## Records shown:
──────────

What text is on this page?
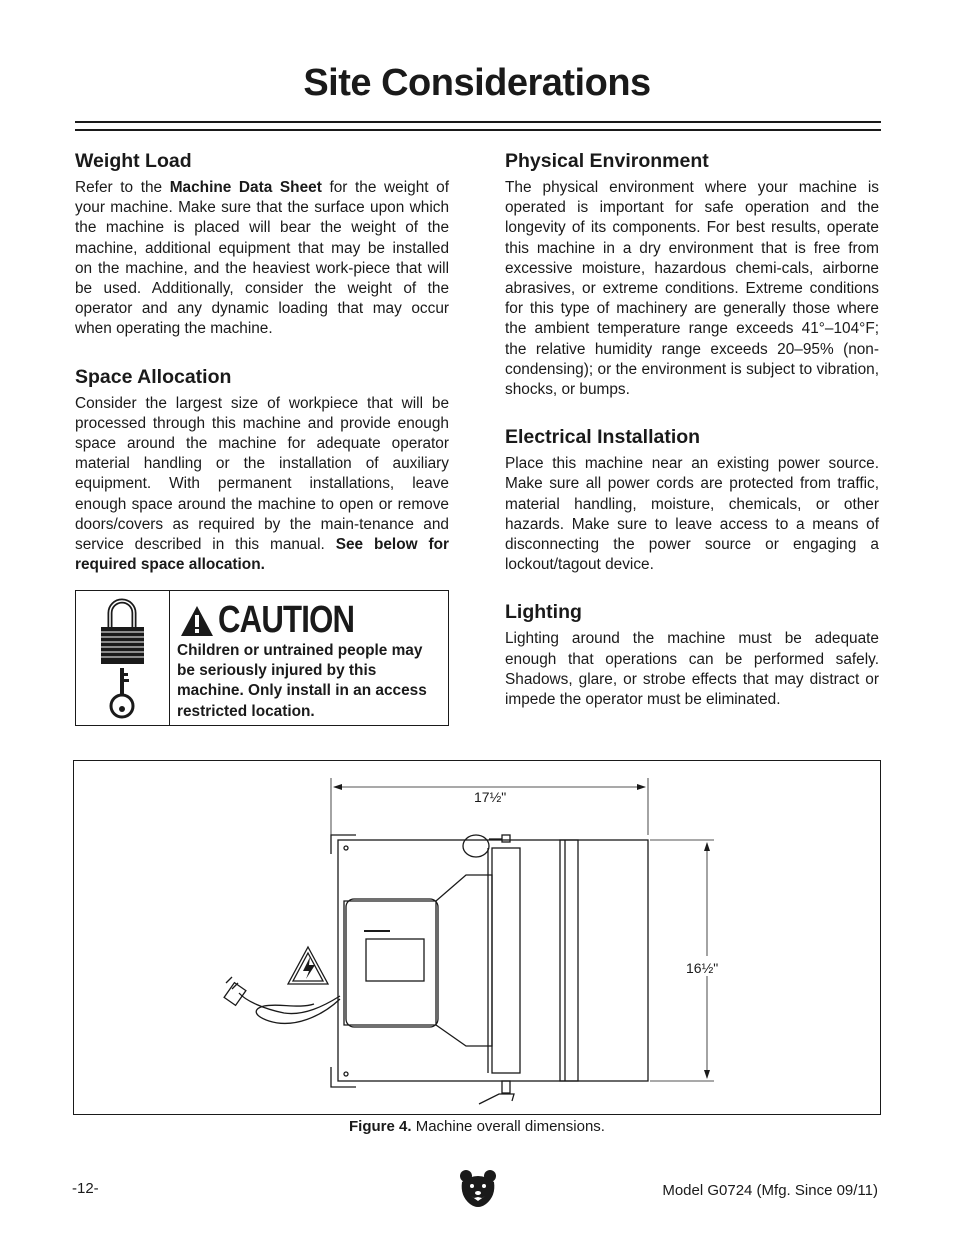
Site Considerations
Weight Load

Refer to the Machine Data Sheet for the weight of your machine. Make sure that the surface upon which the machine is placed will bear the weight of the machine, additional equipment that may be installed on the machine, and the heaviest work-piece that will be used. Additionally, consider the weight of the operator and any dynamic loading that may occur when operating the machine.

Space Allocation

Consider the largest size of workpiece that will be processed through this machine and provide enough space around the machine for adequate operator material handling or the installation of auxiliary equipment. With permanent installations, leave enough space around the machine to open or remove doors/covers as required by the main-tenance and service described in this manual. See below for required space allocation.

CAUTION
Children or untrained people may be seriously injured by this machine. Only install in an access restricted location.
Physical Environment

The physical environment where your machine is operated is important for safe operation and the longevity of its components. For best results, operate this machine in a dry environment that is free from excessive moisture, hazardous chemi-cals, airborne abrasives, or extreme conditions. Extreme conditions for this type of machinery are generally those where the ambient temperature range exceeds 41°–104°F; the relative humidity range exceeds 20–95% (non-condensing); or the environment is subject to vibration, shocks, or bumps.

Electrical Installation

Place this machine near an existing power source. Make sure all power cords are protected from traffic, material handling, moisture, chemicals, or other hazards. Make sure to leave access to a means of disconnecting the power source or engaging a lockout/tagout device.

Lighting

Lighting around the machine must be adequate enough that operations can be performed safely. Shadows, glare, or strobe effects that may distract or impede the operator must be eliminated.

17½"
16½"
Figure 4. Machine overall dimensions.
-12-	Model G0724 (Mfg. Since 09/11)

──────────

## Task requirements:
Scan the material above. Return every line containing the string "Lighting".

## Response:
Lighting
Lighting around the machine must be adequate enough that operations can be performed safely. Shadows, glare, or strobe effects that may distract or impede the operator must be eliminated.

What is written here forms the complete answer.